# Your instructions
Go through the material below and count the lines with the string "real"; the number is the whole answer.
───── Data section ─────
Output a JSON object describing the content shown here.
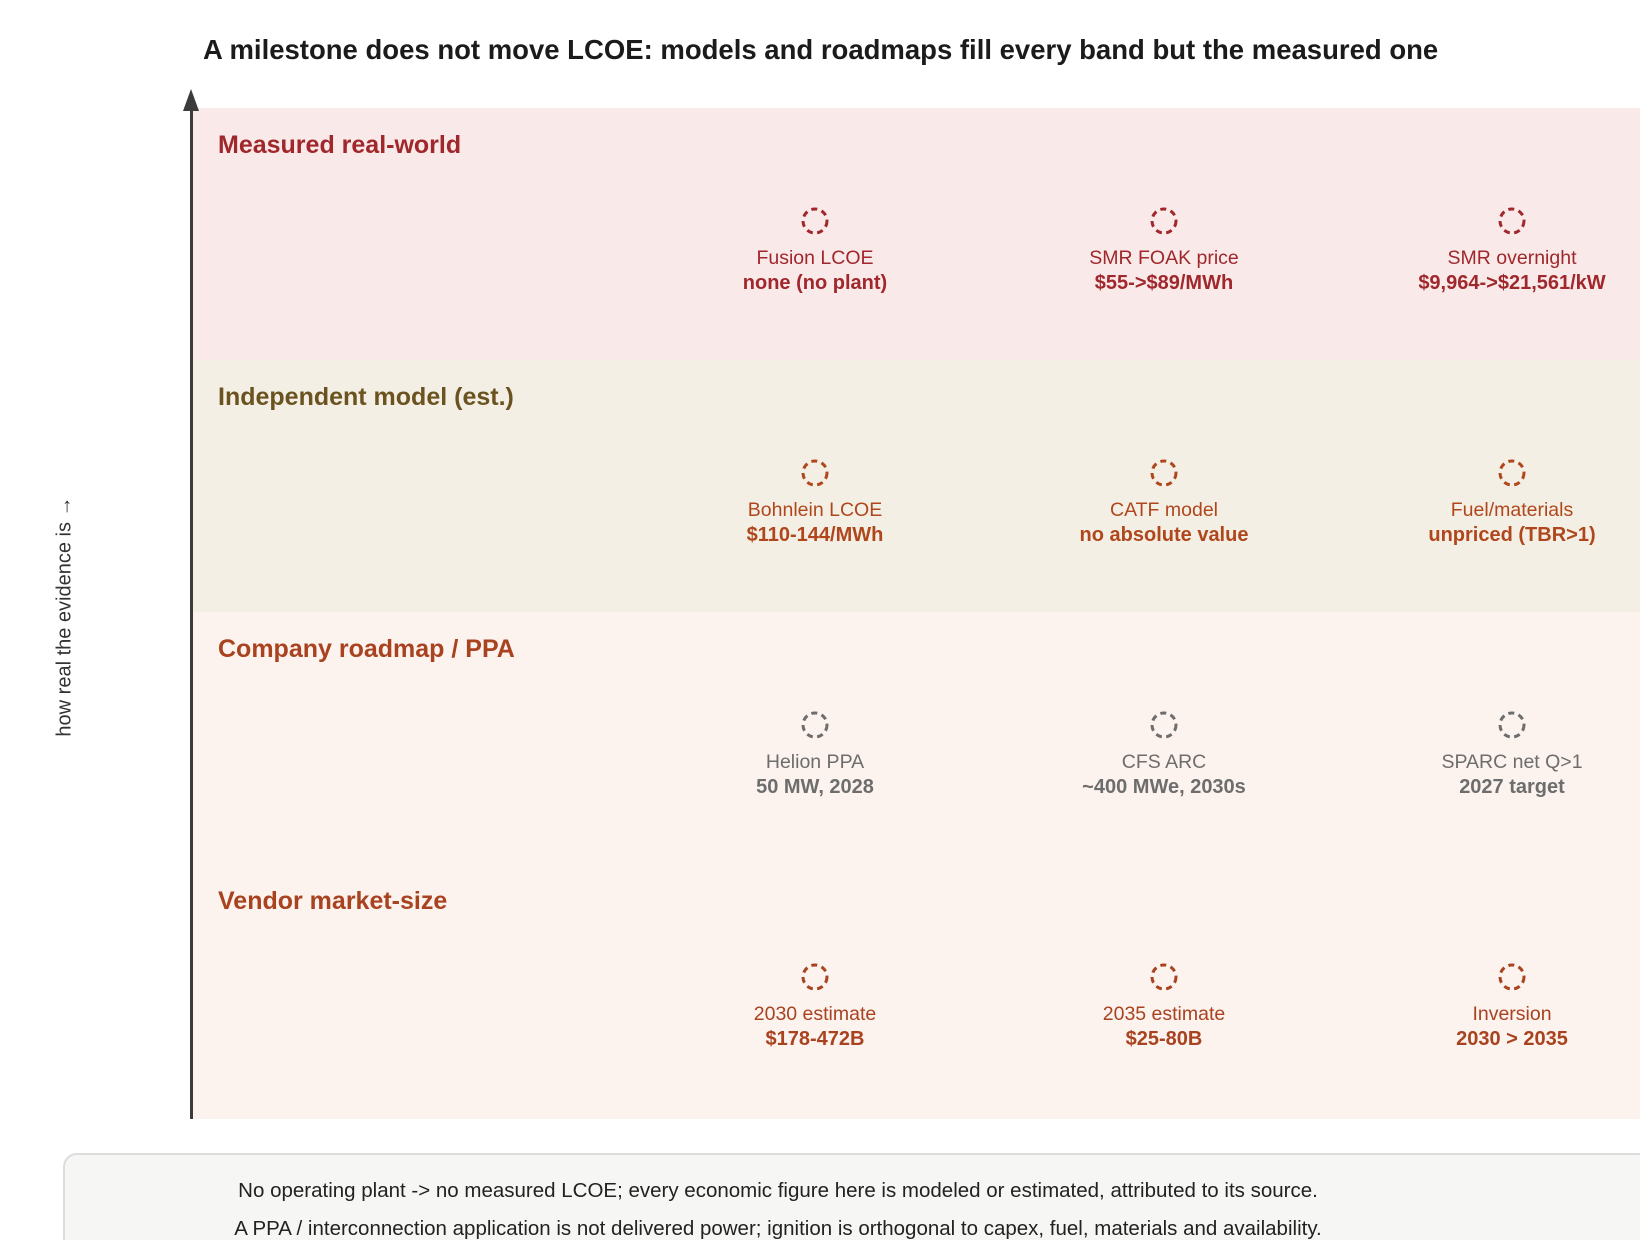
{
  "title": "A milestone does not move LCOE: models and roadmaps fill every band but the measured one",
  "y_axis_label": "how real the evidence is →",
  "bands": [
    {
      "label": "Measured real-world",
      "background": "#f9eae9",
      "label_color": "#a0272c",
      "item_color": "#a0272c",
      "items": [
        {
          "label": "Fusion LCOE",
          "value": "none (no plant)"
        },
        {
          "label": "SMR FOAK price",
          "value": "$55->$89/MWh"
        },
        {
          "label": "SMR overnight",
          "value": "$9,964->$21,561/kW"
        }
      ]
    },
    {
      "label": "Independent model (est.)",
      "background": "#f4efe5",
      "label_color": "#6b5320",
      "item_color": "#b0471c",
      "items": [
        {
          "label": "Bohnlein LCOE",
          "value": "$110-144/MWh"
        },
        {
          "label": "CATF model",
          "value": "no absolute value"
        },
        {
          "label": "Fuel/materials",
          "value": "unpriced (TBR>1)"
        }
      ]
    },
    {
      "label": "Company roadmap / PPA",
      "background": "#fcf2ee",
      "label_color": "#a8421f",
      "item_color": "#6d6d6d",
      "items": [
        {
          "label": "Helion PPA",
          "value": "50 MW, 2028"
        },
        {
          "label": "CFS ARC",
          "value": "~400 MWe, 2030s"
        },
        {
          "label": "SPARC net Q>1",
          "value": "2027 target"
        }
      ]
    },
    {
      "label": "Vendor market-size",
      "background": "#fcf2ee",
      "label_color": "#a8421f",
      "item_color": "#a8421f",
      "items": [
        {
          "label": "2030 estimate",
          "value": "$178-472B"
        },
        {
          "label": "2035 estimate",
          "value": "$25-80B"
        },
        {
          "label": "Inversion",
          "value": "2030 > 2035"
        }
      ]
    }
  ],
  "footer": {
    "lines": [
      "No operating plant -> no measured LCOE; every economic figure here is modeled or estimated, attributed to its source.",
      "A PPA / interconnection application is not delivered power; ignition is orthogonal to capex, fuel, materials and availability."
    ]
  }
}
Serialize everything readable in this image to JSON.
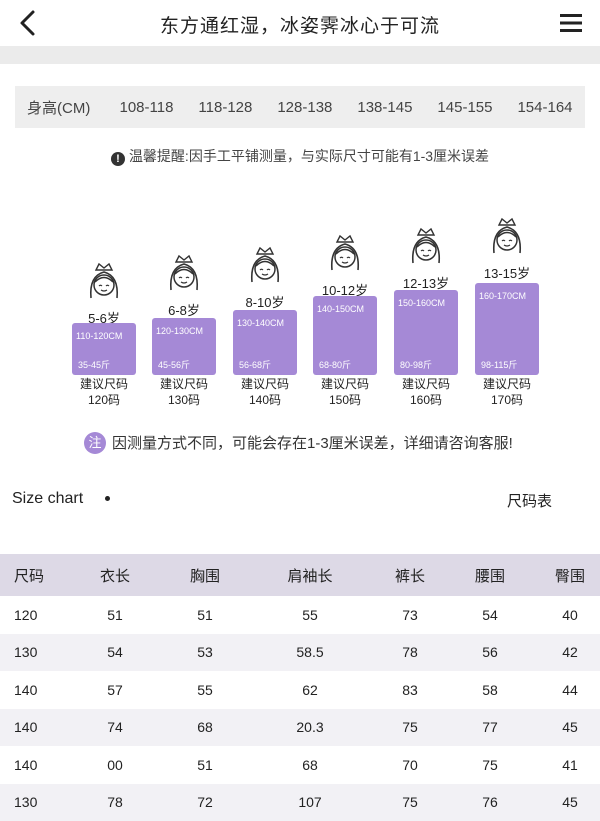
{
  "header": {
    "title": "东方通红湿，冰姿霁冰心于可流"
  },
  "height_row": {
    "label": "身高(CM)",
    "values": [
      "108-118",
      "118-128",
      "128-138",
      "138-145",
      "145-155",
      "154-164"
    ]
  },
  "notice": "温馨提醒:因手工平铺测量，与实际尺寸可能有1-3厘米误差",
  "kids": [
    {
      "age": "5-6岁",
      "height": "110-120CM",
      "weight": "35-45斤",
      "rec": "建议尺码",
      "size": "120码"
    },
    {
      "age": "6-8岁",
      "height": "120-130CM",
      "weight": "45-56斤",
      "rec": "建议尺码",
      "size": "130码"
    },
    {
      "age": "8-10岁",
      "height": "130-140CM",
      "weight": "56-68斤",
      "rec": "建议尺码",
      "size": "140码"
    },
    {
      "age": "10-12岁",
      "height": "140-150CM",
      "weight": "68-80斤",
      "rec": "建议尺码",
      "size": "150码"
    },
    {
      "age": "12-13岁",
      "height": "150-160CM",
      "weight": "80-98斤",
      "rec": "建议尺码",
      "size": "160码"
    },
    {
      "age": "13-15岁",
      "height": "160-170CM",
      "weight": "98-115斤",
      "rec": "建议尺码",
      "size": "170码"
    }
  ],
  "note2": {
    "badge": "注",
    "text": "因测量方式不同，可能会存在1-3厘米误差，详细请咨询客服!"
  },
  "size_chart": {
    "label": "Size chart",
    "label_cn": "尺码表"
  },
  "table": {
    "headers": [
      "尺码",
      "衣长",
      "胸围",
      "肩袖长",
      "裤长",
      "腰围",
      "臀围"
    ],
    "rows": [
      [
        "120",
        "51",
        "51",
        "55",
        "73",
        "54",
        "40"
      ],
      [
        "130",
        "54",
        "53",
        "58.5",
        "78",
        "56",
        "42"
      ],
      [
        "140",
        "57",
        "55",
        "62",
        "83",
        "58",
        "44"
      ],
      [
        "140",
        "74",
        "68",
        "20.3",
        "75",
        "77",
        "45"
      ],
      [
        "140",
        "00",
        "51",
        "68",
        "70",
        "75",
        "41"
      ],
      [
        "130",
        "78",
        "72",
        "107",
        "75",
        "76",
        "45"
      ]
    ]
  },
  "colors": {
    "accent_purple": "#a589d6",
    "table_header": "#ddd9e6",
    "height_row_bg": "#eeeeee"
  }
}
─────
# Task answer
2